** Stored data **
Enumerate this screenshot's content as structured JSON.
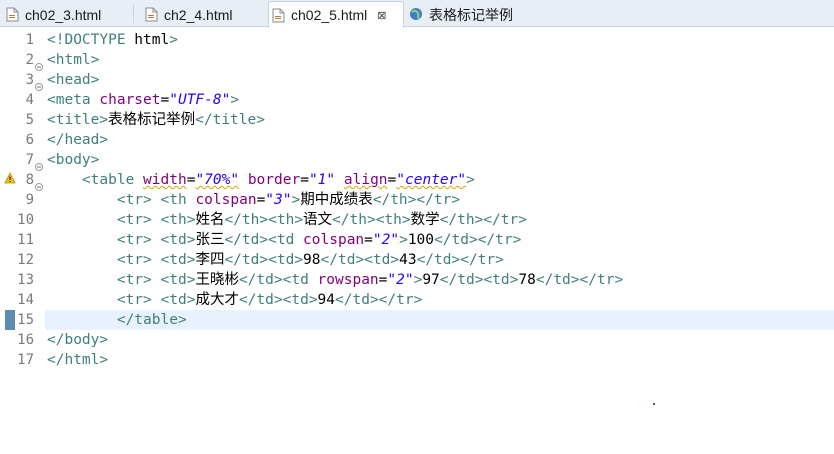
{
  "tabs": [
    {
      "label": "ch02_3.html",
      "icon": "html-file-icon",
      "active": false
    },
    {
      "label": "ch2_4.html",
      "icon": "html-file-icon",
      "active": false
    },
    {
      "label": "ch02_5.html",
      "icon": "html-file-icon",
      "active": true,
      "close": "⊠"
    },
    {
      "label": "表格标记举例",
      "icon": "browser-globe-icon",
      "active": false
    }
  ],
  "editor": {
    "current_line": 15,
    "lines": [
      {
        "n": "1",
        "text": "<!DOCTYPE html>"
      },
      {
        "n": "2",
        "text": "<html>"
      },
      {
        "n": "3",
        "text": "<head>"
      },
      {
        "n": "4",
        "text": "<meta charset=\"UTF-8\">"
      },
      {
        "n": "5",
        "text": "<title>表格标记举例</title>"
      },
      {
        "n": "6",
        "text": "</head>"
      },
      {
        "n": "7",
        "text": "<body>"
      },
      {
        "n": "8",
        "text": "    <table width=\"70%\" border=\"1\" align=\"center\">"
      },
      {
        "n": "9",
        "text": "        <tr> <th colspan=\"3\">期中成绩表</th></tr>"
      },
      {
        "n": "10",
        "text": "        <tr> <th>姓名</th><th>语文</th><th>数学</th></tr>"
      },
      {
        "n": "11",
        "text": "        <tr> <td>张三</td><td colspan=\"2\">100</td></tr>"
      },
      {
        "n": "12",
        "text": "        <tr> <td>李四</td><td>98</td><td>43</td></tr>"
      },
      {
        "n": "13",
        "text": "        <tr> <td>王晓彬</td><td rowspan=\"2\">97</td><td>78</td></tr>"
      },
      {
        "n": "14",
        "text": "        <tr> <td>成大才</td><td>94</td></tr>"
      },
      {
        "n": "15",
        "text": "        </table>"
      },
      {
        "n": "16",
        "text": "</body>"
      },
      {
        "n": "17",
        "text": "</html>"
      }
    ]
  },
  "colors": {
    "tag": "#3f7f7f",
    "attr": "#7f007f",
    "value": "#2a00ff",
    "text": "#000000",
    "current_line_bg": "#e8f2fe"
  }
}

** THE EXERCISE **
Check each line of the records for the word "表格标记举例", and show the lines that contain it.

** THE ANSWER **
      "label": "表格标记举例",
        "text": "<title>表格标记举例</title>"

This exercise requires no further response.